"""

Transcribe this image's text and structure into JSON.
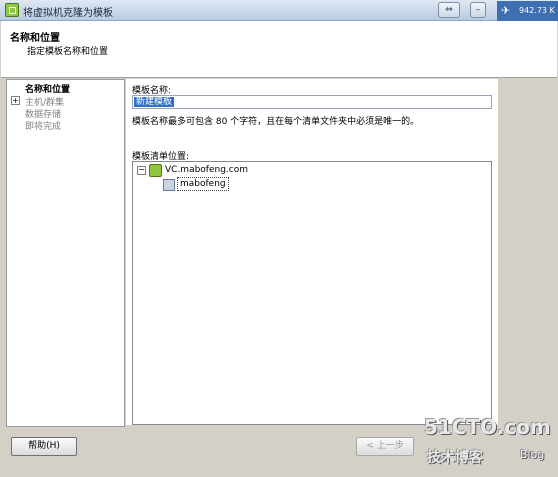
{
  "window": {
    "title": "将虚拟机克隆为模板",
    "tray_text": "942.73 K"
  },
  "header": {
    "title": "名称和位置",
    "subtitle": "指定模板名称和位置"
  },
  "steps": [
    {
      "label": "名称和位置",
      "active": true
    },
    {
      "label": "主机/群集",
      "active": false
    },
    {
      "label": "数据存储",
      "active": false
    },
    {
      "label": "即将完成",
      "active": false
    }
  ],
  "form": {
    "name_label": "模板名称:",
    "name_value": "新建模板",
    "hint": "模板名称最多可包含 80 个字符，且在每个清单文件夹中必须是唯一的。",
    "location_label": "模板清单位置:"
  },
  "tree": {
    "root": "VC.mabofeng.com",
    "child": "mabofeng"
  },
  "buttons": {
    "help": "帮助(H)",
    "back": "< 上一步"
  },
  "watermark": {
    "site": "51CTO.com",
    "tagline": "技术博客",
    "suffix": "Blog"
  }
}
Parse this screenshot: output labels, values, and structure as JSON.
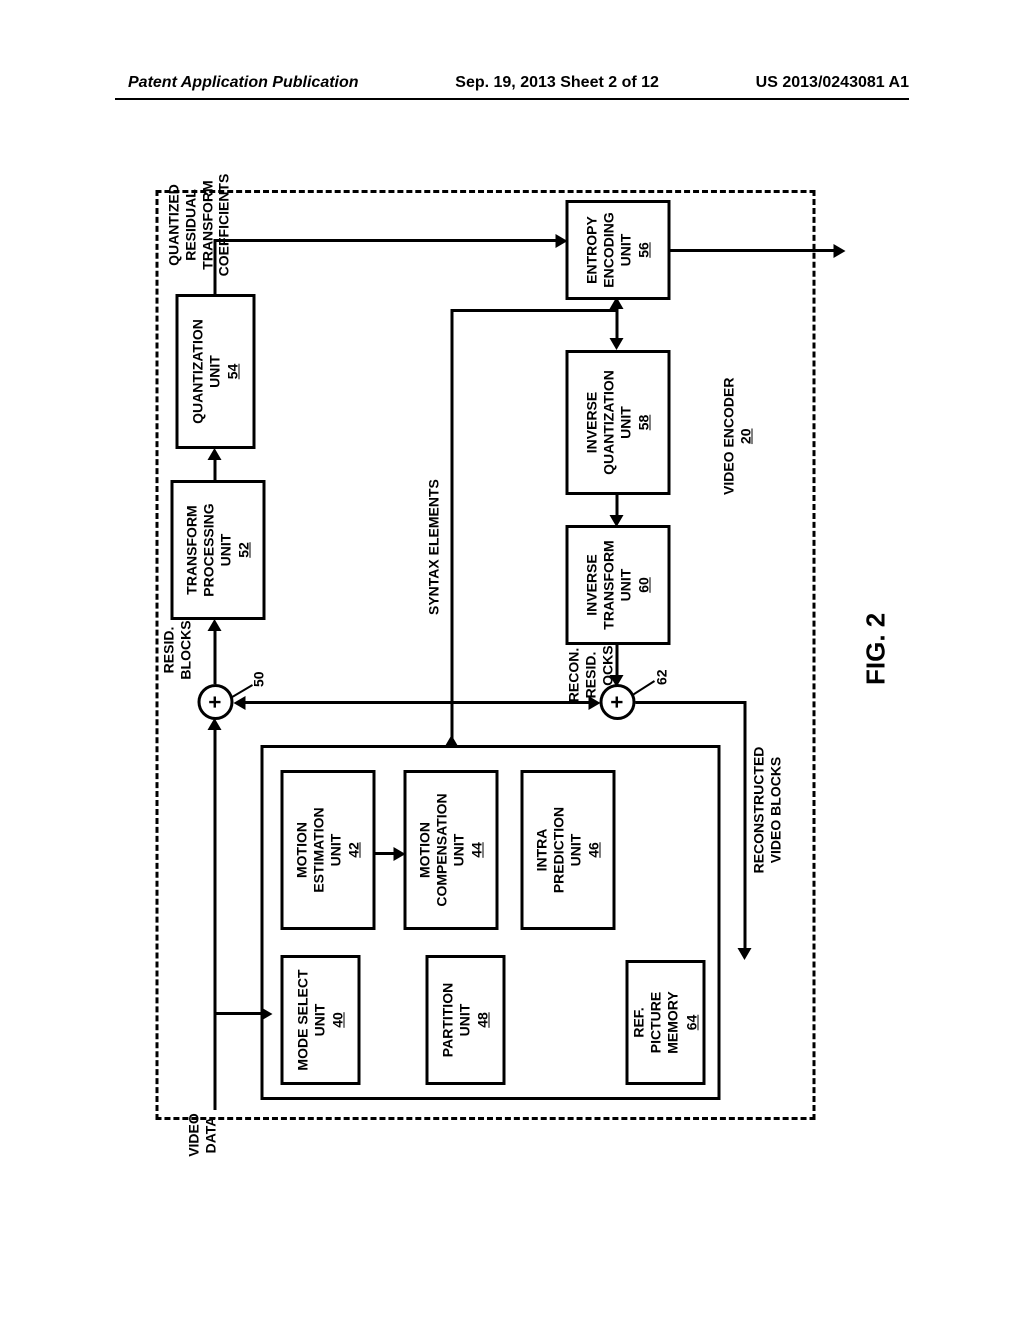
{
  "header": {
    "left": "Patent Application Publication",
    "center": "Sep. 19, 2013  Sheet 2 of 12",
    "right": "US 2013/0243081 A1"
  },
  "figure_caption": "FIG. 2",
  "labels": {
    "video_data": "VIDEO\nDATA",
    "resid_blocks": "RESID.\nBLOCKS",
    "quantized": "QUANTIZED\nRESIDUAL\nTRANSFORM\nCOEFFICIENTS",
    "syntax": "SYNTAX ELEMENTS",
    "recon_resid": "RECON.\nRESID.\nBLOCKS",
    "reconstructed": "RECONSTRUCTED\nVIDEO BLOCKS",
    "video_encoder": "VIDEO ENCODER",
    "video_encoder_num": "20",
    "sum50": "50",
    "sum62": "62"
  },
  "blocks": {
    "mode_select": {
      "t1": "MODE SELECT",
      "t2": "UNIT",
      "num": "40"
    },
    "motion_est": {
      "t1": "MOTION",
      "t2": "ESTIMATION",
      "t3": "UNIT",
      "num": "42"
    },
    "motion_comp": {
      "t1": "MOTION",
      "t2": "COMPENSATION",
      "t3": "UNIT",
      "num": "44"
    },
    "intra_pred": {
      "t1": "INTRA",
      "t2": "PREDICTION",
      "t3": "UNIT",
      "num": "46"
    },
    "partition": {
      "t1": "PARTITION",
      "t2": "UNIT",
      "num": "48"
    },
    "transform_proc": {
      "t1": "TRANSFORM",
      "t2": "PROCESSING",
      "t3": "UNIT",
      "num": "52"
    },
    "quantization": {
      "t1": "QUANTIZATION",
      "t2": "UNIT",
      "num": "54"
    },
    "entropy": {
      "t1": "ENTROPY",
      "t2": "ENCODING",
      "t3": "UNIT",
      "num": "56"
    },
    "inv_quant": {
      "t1": "INVERSE",
      "t2": "QUANTIZATION",
      "t3": "UNIT",
      "num": "58"
    },
    "inv_transform": {
      "t1": "INVERSE",
      "t2": "TRANSFORM",
      "t3": "UNIT",
      "num": "60"
    },
    "ref_memory": {
      "t1": "REF.",
      "t2": "PICTURE",
      "t3": "MEMORY",
      "num": "64"
    }
  }
}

"""

[Your goal]
Each line of the material must be retyped exactly, except that images are omitted.

[Answer for the task]
Transcribe this image's text and structure into JSON.
{
  "window": {
    "title": "将虚拟机克隆为模板",
    "tray_text": "942.73 K"
  },
  "header": {
    "title": "名称和位置",
    "subtitle": "指定模板名称和位置"
  },
  "steps": [
    {
      "label": "名称和位置",
      "active": true
    },
    {
      "label": "主机/群集",
      "active": false
    },
    {
      "label": "数据存储",
      "active": false
    },
    {
      "label": "即将完成",
      "active": false
    }
  ],
  "form": {
    "name_label": "模板名称:",
    "name_value": "新建模板",
    "hint": "模板名称最多可包含 80 个字符，且在每个清单文件夹中必须是唯一的。",
    "location_label": "模板清单位置:"
  },
  "tree": {
    "root": "VC.mabofeng.com",
    "child": "mabofeng"
  },
  "buttons": {
    "help": "帮助(H)",
    "back": "< 上一步"
  },
  "watermark": {
    "site": "51CTO.com",
    "tagline": "技术博客",
    "suffix": "Blog"
  }
}
Parse this screenshot: output labels, values, and structure as JSON.
{
  "header": {
    "left": "Patent Application Publication",
    "center": "Sep. 19, 2013  Sheet 2 of 12",
    "right": "US 2013/0243081 A1"
  },
  "figure_caption": "FIG. 2",
  "labels": {
    "video_data": "VIDEO\nDATA",
    "resid_blocks": "RESID.\nBLOCKS",
    "quantized": "QUANTIZED\nRESIDUAL\nTRANSFORM\nCOEFFICIENTS",
    "syntax": "SYNTAX ELEMENTS",
    "recon_resid": "RECON.\nRESID.\nBLOCKS",
    "reconstructed": "RECONSTRUCTED\nVIDEO BLOCKS",
    "video_encoder": "VIDEO ENCODER",
    "video_encoder_num": "20",
    "sum50": "50",
    "sum62": "62"
  },
  "blocks": {
    "mode_select": {
      "t1": "MODE SELECT",
      "t2": "UNIT",
      "num": "40"
    },
    "motion_est": {
      "t1": "MOTION",
      "t2": "ESTIMATION",
      "t3": "UNIT",
      "num": "42"
    },
    "motion_comp": {
      "t1": "MOTION",
      "t2": "COMPENSATION",
      "t3": "UNIT",
      "num": "44"
    },
    "intra_pred": {
      "t1": "INTRA",
      "t2": "PREDICTION",
      "t3": "UNIT",
      "num": "46"
    },
    "partition": {
      "t1": "PARTITION",
      "t2": "UNIT",
      "num": "48"
    },
    "transform_proc": {
      "t1": "TRANSFORM",
      "t2": "PROCESSING",
      "t3": "UNIT",
      "num": "52"
    },
    "quantization": {
      "t1": "QUANTIZATION",
      "t2": "UNIT",
      "num": "54"
    },
    "entropy": {
      "t1": "ENTROPY",
      "t2": "ENCODING",
      "t3": "UNIT",
      "num": "56"
    },
    "inv_quant": {
      "t1": "INVERSE",
      "t2": "QUANTIZATION",
      "t3": "UNIT",
      "num": "58"
    },
    "inv_transform": {
      "t1": "INVERSE",
      "t2": "TRANSFORM",
      "t3": "UNIT",
      "num": "60"
    },
    "ref_memory": {
      "t1": "REF.",
      "t2": "PICTURE",
      "t3": "MEMORY",
      "num": "64"
    }
  }
}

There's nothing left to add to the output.